Task directions.
List all lines in the material below that contain "this".

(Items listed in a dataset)

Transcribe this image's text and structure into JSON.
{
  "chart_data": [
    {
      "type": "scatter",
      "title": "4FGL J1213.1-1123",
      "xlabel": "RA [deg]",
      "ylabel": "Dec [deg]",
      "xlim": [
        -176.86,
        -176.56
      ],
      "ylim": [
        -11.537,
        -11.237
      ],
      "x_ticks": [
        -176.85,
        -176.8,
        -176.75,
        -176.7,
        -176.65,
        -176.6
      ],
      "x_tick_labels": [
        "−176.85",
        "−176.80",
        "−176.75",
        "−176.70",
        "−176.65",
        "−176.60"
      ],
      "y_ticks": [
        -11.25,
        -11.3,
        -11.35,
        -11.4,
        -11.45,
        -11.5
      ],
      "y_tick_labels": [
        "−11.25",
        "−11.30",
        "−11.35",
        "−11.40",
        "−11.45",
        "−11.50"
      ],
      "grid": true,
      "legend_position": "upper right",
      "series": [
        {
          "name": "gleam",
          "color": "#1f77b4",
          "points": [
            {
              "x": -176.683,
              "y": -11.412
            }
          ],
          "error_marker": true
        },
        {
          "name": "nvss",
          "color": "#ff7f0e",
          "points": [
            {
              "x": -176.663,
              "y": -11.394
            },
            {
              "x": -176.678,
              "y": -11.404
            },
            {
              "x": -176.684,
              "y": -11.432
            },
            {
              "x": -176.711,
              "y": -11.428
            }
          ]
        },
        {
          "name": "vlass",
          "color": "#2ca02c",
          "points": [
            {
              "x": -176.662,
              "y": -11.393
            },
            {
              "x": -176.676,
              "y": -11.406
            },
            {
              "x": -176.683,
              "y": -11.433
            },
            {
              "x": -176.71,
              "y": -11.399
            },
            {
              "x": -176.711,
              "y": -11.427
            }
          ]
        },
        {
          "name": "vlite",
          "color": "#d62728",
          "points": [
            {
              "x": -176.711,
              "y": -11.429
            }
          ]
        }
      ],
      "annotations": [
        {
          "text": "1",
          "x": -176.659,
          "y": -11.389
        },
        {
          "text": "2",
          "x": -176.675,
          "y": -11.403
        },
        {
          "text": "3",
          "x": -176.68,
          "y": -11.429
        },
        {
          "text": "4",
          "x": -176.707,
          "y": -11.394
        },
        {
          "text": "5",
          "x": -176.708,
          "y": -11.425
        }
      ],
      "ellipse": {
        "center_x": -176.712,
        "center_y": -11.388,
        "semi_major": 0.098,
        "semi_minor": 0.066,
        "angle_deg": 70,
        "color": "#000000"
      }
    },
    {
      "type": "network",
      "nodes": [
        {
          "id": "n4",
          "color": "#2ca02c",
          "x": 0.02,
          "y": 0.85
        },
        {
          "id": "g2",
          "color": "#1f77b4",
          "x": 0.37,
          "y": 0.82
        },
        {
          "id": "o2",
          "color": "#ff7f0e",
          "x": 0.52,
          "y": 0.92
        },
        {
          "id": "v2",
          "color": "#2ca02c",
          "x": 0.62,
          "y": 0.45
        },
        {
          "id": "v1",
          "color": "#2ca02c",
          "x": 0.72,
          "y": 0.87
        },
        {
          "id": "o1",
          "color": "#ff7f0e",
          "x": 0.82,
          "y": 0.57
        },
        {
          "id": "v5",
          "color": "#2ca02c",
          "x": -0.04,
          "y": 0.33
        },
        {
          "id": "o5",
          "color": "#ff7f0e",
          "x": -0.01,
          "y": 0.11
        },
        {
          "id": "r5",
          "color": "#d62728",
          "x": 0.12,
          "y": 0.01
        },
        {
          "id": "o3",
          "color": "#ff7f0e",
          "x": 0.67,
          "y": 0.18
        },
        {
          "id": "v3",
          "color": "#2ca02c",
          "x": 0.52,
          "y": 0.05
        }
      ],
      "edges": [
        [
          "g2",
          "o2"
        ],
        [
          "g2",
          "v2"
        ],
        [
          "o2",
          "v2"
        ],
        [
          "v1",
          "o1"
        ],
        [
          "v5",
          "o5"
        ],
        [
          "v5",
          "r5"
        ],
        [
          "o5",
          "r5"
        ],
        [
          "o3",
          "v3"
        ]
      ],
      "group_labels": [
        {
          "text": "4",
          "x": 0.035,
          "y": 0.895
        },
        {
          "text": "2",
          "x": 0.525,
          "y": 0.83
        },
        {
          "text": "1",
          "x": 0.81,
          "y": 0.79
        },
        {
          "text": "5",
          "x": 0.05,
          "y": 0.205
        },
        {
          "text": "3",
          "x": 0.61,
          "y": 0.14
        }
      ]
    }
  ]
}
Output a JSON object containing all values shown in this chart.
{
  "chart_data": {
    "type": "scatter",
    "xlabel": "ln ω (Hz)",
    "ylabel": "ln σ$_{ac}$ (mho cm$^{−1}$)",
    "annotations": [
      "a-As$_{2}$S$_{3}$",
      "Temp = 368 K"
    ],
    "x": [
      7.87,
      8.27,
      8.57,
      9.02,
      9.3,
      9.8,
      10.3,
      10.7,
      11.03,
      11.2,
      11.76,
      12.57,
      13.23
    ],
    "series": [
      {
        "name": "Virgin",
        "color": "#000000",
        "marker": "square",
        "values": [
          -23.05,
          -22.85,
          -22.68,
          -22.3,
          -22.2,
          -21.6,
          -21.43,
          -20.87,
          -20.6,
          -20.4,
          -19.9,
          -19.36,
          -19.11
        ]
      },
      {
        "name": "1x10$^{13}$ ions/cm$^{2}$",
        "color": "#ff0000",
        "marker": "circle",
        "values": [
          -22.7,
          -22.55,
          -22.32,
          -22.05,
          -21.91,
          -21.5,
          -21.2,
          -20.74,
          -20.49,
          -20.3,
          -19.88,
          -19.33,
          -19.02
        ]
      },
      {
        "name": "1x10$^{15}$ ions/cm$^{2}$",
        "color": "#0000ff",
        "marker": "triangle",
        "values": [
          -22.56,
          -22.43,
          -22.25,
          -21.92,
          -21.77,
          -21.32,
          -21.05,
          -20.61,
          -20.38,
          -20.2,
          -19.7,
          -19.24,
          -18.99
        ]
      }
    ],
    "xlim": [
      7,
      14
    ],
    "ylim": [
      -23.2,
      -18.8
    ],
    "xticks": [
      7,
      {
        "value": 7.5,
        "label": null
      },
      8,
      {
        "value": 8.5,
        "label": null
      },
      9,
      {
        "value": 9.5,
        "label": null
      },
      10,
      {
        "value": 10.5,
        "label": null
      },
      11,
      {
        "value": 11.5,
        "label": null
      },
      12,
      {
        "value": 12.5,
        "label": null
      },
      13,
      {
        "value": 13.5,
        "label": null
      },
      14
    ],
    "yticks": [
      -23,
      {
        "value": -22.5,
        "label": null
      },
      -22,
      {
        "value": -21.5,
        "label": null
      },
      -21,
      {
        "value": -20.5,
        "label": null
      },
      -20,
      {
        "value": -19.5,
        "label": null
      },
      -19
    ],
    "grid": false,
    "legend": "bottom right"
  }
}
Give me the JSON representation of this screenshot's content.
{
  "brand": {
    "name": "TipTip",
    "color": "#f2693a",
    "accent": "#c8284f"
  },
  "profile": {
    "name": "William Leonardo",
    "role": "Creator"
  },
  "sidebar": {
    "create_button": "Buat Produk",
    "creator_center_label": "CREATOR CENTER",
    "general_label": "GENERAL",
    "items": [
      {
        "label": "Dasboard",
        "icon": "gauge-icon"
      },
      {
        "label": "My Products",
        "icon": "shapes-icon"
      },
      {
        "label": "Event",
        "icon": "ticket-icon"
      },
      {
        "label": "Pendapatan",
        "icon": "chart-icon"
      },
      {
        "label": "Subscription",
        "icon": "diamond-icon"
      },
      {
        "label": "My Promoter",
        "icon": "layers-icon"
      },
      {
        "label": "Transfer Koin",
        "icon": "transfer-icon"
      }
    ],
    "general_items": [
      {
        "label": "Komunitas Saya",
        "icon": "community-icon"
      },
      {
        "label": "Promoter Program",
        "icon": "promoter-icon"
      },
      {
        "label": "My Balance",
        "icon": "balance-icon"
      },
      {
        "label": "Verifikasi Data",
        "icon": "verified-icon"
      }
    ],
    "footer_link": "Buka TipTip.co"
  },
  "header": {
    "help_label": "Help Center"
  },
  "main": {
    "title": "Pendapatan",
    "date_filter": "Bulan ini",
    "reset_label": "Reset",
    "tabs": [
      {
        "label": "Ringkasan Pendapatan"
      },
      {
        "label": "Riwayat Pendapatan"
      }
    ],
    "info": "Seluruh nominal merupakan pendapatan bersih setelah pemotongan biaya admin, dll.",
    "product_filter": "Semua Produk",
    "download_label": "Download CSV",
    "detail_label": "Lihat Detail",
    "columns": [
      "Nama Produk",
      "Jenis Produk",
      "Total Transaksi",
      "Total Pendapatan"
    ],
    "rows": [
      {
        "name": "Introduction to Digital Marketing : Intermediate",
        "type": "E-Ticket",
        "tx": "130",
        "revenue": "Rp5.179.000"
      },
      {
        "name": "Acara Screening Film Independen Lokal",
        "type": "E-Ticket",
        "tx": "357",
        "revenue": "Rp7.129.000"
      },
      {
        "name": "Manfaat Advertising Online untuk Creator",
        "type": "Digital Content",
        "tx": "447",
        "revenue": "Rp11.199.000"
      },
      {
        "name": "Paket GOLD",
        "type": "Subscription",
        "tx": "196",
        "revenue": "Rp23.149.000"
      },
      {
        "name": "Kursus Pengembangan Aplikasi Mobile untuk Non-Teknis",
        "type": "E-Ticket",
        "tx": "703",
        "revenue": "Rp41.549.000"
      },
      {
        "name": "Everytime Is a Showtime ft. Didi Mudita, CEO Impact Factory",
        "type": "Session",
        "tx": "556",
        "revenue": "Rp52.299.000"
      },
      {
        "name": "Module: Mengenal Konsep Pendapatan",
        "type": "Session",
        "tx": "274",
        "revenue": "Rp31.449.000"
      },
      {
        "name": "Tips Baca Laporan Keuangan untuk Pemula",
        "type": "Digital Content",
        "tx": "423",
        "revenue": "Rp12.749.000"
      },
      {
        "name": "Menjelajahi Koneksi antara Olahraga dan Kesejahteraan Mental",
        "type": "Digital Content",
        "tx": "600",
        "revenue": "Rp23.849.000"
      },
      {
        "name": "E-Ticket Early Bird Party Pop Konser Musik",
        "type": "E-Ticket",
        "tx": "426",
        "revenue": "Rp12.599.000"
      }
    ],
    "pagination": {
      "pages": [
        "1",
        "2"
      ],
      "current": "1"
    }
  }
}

Solution below.
Transcribe this image's text and structure into JSON.
Output a JSON object containing all values shown in this chart.
Give me the JSON representation of this screenshot's content.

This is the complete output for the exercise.